# Stated problem
Your task is to give the listing below back word for word, pictures excluded.

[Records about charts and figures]
************

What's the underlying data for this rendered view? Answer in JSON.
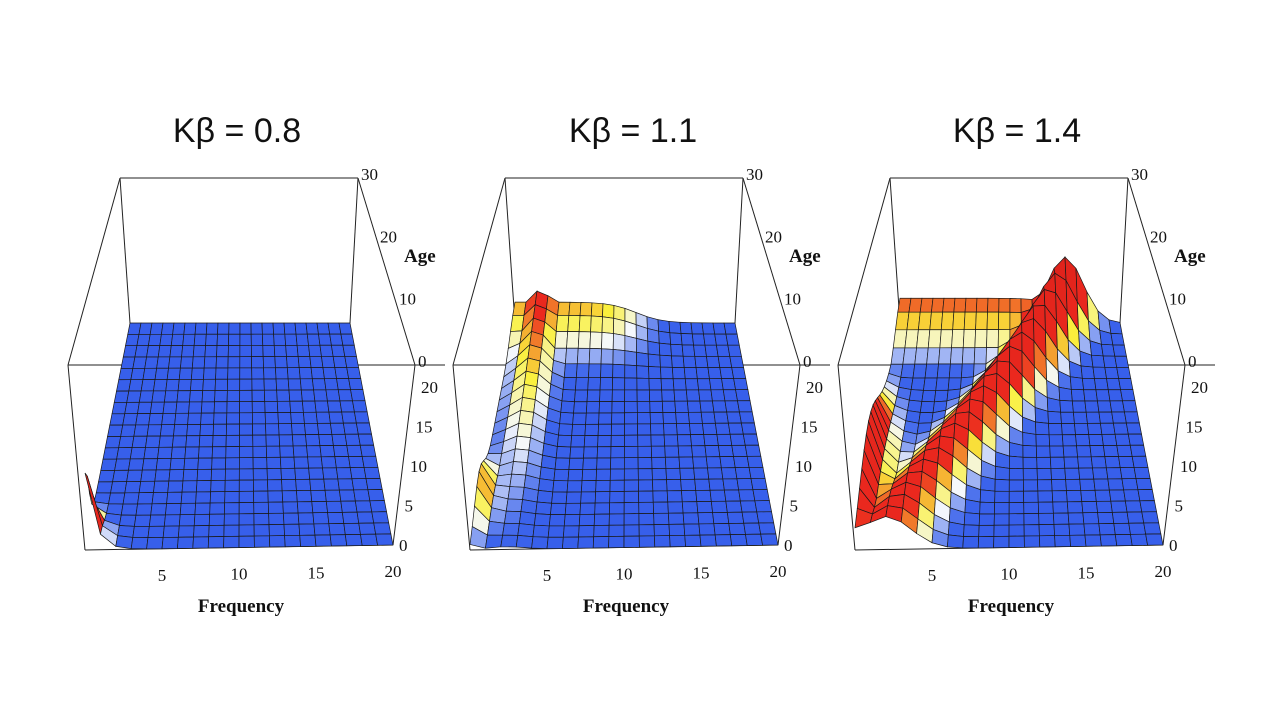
{
  "chart_data": [
    {
      "type": "surface",
      "title": "Kβ = 0.8",
      "xlabel": "Frequency",
      "ylabel": "Age",
      "xlim": [
        0,
        20
      ],
      "ylim": [
        0,
        20
      ],
      "zlim": [
        0,
        30
      ],
      "x_ticks": [
        "5",
        "10",
        "15",
        "20"
      ],
      "y_ticks": [
        "0",
        "5",
        "10",
        "15",
        "20"
      ],
      "z_ticks": [
        "0",
        "10",
        "20",
        "30"
      ],
      "features": [
        {
          "kind": "spike",
          "frequency": 0,
          "age": 0,
          "height": 14
        }
      ]
    },
    {
      "type": "surface",
      "title": "Kβ = 1.1",
      "xlabel": "Frequency",
      "ylabel": "Age",
      "xlim": [
        0,
        20
      ],
      "ylim": [
        0,
        20
      ],
      "zlim": [
        0,
        30
      ],
      "x_ticks": [
        "5",
        "10",
        "15",
        "20"
      ],
      "y_ticks": [
        "0",
        "5",
        "10",
        "15",
        "20"
      ],
      "z_ticks": [
        "0",
        "10",
        "20",
        "30"
      ],
      "features": [
        {
          "kind": "spike",
          "frequency": 0,
          "age": 4,
          "height": 6
        },
        {
          "kind": "ridge",
          "frequency": 2,
          "age_from": 0,
          "age_to": 20,
          "height_to": 6
        },
        {
          "kind": "plateau",
          "frequency_from": 2,
          "frequency_to": 10,
          "age": 20,
          "height": 4
        }
      ]
    },
    {
      "type": "surface",
      "title": "Kβ = 1.4",
      "xlabel": "Frequency",
      "ylabel": "Age",
      "xlim": [
        0,
        20
      ],
      "ylim": [
        0,
        20
      ],
      "zlim": [
        0,
        30
      ],
      "x_ticks": [
        "5",
        "10",
        "15",
        "20"
      ],
      "y_ticks": [
        "0",
        "5",
        "10",
        "15",
        "20"
      ],
      "z_ticks": [
        "0",
        "10",
        "20",
        "30"
      ],
      "features": [
        {
          "kind": "spike",
          "frequency": 0,
          "age": 6,
          "height": 11
        },
        {
          "kind": "ridge",
          "frequency_from": 2,
          "frequency_to": 15,
          "age_from": 0,
          "age_to": 20,
          "height": 7
        },
        {
          "kind": "peak",
          "frequency": 15,
          "age": 20,
          "height": 14
        }
      ]
    }
  ]
}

************

# Answer to the task
What's the underlying data for this rendered view? Answer in JSON.
{
  "chart_data": [
    {
      "type": "surface",
      "title": "Kβ = 0.8",
      "xlabel": "Frequency",
      "ylabel": "Age",
      "xlim": [
        0,
        20
      ],
      "ylim": [
        0,
        20
      ],
      "zlim": [
        0,
        30
      ],
      "x_ticks": [
        "5",
        "10",
        "15",
        "20"
      ],
      "y_ticks": [
        "0",
        "5",
        "10",
        "15",
        "20"
      ],
      "z_ticks": [
        "0",
        "10",
        "20",
        "30"
      ],
      "features": [
        {
          "kind": "spike",
          "frequency": 0,
          "age": 0,
          "height": 14
        }
      ]
    },
    {
      "type": "surface",
      "title": "Kβ = 1.1",
      "xlabel": "Frequency",
      "ylabel": "Age",
      "xlim": [
        0,
        20
      ],
      "ylim": [
        0,
        20
      ],
      "zlim": [
        0,
        30
      ],
      "x_ticks": [
        "5",
        "10",
        "15",
        "20"
      ],
      "y_ticks": [
        "0",
        "5",
        "10",
        "15",
        "20"
      ],
      "z_ticks": [
        "0",
        "10",
        "20",
        "30"
      ],
      "features": [
        {
          "kind": "spike",
          "frequency": 0,
          "age": 4,
          "height": 6
        },
        {
          "kind": "ridge",
          "frequency": 2,
          "age_from": 0,
          "age_to": 20,
          "height_to": 6
        },
        {
          "kind": "plateau",
          "frequency_from": 2,
          "frequency_to": 10,
          "age": 20,
          "height": 4
        }
      ]
    },
    {
      "type": "surface",
      "title": "Kβ = 1.4",
      "xlabel": "Frequency",
      "ylabel": "Age",
      "xlim": [
        0,
        20
      ],
      "ylim": [
        0,
        20
      ],
      "zlim": [
        0,
        30
      ],
      "x_ticks": [
        "5",
        "10",
        "15",
        "20"
      ],
      "y_ticks": [
        "0",
        "5",
        "10",
        "15",
        "20"
      ],
      "z_ticks": [
        "0",
        "10",
        "20",
        "30"
      ],
      "features": [
        {
          "kind": "spike",
          "frequency": 0,
          "age": 6,
          "height": 11
        },
        {
          "kind": "ridge",
          "frequency_from": 2,
          "frequency_to": 15,
          "age_from": 0,
          "age_to": 20,
          "height": 7
        },
        {
          "kind": "peak",
          "frequency": 15,
          "age": 20,
          "height": 14
        }
      ]
    }
  ]
}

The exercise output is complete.